→ **Reading passage**
----

3

I have an access database name DB_IMPORT_2020.accdb. It contains only one table named DB_IMPORT_2020_PM. I've been struggling a lot trying to import that table to Pandas. What I've been doing so far is:

# define components of our connection string
driver = '{Microsoft Access Driver (*.mdb, *.accdb)}'
filepath = r"C:\Users\corra\Desktop\DB_IMPORT_2020.accdb"

# create a connection to the database
cnxn = pyodbc.connect(driver = driver, dbq = filepath, autocommit = True)

crsr = cnxn.cursor()

# define the components of a query
table_name = 'DB_IMPORT_2020_PM'

# define query

query = "SELECT * FROM {}".format(table_name)

# execute the query

crsr.execute(query)

data = crsr.fetchall()

df = pd.DataFrame(data)

Then I come to the situation where I have a pandas dataframe with a single column and a list in each row.

0
________________________________________________________
0   [86232, 2019-09-12, INTERNET, ... , N ]
1   [86233, 2019-09-12, INTERNET, ... , M ]
2   [86234, 2019-09-12, MEZZO LIBERO, ...  , Q ]
3   ...

I feel like this is not the right way to do it and it is overly complicated. Does anyone know a simpler way to read data in a table of Access with Pandas?

This is the list i get with data = crsr.fetchall()

[(86232, datetime.datetime(2019, 9, 12, 0, 0), 'INTERNET', 'A.M Web', 'Brand_SMX', 0.0, 'gen', '20_FCST', 'OnLine', 'dipendente s', 'Low Rev.', 'STX', 'A.M', 'INTERNET', 'Brand_SMX', 'dipendente s', 'STORICI', 'TIER 1', 1.0, 'TIER 1', 'ALIMENTARI', '04_SRF', 'SMX', 'ALTRI', 'STC', 'Reservation', 'Off + On', 'Online_Res', 'TIER 1', None, None, None, None),
 (86233, datetime.datetime(2019, 9, 12, 0, 0), 'INTERNET', 'A.M Web', 'Brand_SMX', 0.0, 'feb', '20_FCST', 'OnLine', 'dipendente s', 'Low Rev.', 'STC', 'A. M', 'INTERNET', 'Brand_SMX', 'dipendente s', 'STORICI', 'TIER 1', 1.0, 'TIER 1', 'ALIMENTARI', '04_SRF', 'SMX', 'ALTRI', 'STX', 'Reservation', 'Off + On', 'Online_Res', 'TIER 1', None, None, None, None),
 (86234, datetime.datetime(2019, 9, 12, 0, 0), 'MEZZO LIBERO', 'S ITALIA SRL', 'S ELECTRONICS', 0.0, 'gen', '20_FCST', 'OffLine', 'BO / CI', 'Low Rev.', 'STX', 'S Italia Srl', 'MEZZO LIBERO', 'S', 'BEN BOT', 'STORICI', 'INTERCx', 1.0, 'INTERCx', 'INFORMATICA/FOTOGRAFIA', '04_SRF', 'SMX', 'ALTRI', 'STC', 'Reservation', 'Off + On', 'Offline_Res', 'INTX', None, None, None, None),...]
coelidonum
  • 523
  • 5
  • 17

2 Answers2

4

The easiest way to work with an Access database and pandas is to use the sqlalchemy-access dialect (which I maintain).

Does anyone know a simpler way to read data in a table of Access with Pandas?

----

→ **Extracted information**
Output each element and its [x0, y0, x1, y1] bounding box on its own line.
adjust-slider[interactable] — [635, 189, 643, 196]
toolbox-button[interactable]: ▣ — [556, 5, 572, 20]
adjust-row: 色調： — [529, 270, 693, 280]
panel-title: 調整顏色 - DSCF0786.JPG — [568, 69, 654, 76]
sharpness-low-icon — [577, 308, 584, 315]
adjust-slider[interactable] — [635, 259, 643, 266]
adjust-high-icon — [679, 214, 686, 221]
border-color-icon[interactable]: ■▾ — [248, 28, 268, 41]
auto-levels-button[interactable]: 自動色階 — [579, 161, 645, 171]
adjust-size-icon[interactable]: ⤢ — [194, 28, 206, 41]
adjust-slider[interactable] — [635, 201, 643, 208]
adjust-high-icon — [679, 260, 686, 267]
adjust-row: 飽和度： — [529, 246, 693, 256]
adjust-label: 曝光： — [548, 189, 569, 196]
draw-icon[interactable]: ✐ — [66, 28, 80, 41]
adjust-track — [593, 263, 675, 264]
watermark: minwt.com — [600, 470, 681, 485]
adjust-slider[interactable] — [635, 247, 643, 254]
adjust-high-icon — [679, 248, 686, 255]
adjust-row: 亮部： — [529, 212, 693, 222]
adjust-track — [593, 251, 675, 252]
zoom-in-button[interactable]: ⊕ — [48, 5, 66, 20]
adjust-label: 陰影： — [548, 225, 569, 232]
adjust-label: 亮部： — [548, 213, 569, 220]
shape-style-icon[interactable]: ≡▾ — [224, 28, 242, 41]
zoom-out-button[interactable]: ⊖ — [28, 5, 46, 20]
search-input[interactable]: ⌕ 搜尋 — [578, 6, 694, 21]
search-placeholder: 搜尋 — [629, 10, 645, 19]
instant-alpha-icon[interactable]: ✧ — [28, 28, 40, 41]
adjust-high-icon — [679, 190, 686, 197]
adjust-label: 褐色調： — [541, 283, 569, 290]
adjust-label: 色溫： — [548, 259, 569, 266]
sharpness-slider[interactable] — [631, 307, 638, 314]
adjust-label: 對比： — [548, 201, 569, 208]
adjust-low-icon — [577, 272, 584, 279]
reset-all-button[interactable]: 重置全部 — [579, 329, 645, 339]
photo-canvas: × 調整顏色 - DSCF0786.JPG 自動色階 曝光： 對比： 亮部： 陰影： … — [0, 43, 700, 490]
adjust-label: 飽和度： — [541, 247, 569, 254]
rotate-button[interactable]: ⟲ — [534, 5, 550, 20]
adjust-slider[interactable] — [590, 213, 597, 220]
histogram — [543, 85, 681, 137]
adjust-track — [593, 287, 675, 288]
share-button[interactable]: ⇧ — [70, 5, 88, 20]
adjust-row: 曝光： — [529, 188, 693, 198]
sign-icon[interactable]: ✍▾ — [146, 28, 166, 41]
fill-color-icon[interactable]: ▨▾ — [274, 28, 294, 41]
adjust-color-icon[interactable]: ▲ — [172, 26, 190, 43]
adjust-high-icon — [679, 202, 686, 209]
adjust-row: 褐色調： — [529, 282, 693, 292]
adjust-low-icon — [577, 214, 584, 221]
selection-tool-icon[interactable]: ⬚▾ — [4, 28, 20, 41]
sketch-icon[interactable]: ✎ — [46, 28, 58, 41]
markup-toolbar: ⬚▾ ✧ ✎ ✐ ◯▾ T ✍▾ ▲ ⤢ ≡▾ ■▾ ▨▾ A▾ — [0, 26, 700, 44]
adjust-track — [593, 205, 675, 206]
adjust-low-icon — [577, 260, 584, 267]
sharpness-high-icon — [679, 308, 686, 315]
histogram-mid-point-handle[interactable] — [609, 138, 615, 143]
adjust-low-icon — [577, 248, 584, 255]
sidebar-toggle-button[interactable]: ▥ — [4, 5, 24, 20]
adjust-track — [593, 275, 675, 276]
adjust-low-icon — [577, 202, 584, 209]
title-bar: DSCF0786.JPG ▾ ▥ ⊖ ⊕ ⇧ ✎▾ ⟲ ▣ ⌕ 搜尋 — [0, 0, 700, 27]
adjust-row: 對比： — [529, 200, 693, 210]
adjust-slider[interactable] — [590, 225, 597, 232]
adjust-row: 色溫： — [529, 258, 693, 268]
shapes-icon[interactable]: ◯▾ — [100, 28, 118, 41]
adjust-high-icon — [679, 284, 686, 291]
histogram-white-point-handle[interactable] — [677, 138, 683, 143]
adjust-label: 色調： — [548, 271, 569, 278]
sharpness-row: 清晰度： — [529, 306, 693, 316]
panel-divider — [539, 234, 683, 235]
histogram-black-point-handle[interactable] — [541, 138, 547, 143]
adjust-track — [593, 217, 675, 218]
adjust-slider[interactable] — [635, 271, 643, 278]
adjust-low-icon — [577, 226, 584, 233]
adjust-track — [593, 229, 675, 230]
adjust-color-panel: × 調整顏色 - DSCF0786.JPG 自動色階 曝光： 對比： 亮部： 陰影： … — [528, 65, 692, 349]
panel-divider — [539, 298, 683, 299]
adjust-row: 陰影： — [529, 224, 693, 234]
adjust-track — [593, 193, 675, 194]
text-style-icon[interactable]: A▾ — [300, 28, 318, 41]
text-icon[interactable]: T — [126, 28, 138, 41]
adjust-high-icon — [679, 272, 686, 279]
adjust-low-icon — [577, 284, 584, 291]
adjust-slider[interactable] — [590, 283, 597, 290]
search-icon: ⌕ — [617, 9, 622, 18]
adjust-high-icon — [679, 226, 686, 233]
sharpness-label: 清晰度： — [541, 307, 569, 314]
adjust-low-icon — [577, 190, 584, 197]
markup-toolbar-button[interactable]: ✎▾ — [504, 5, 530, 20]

----

→ **What you need to do**
From the forum thread about loading an Access table into pandas, give back the text between "I have an access" and "autocommit = True)", inclusive. You won't need the records for this.

→ **Response to the exercise**
I have an access database name DB_IMPORT_2020.accdb. It contains only one table named DB_IMPORT_2020_PM. I've been struggling a lot trying to import that table to Pandas. What I've been doing so far is:

# define components of our connection string
driver = '{Microsoft Access Driver (*.mdb, *.accdb)}'
filepath = r"C:\Users\corra\Desktop\DB_IMPORT_2020.accdb"

# create a connection to the database
cnxn = pyodbc.connect(driver = driver, dbq = filepath, autocommit = True)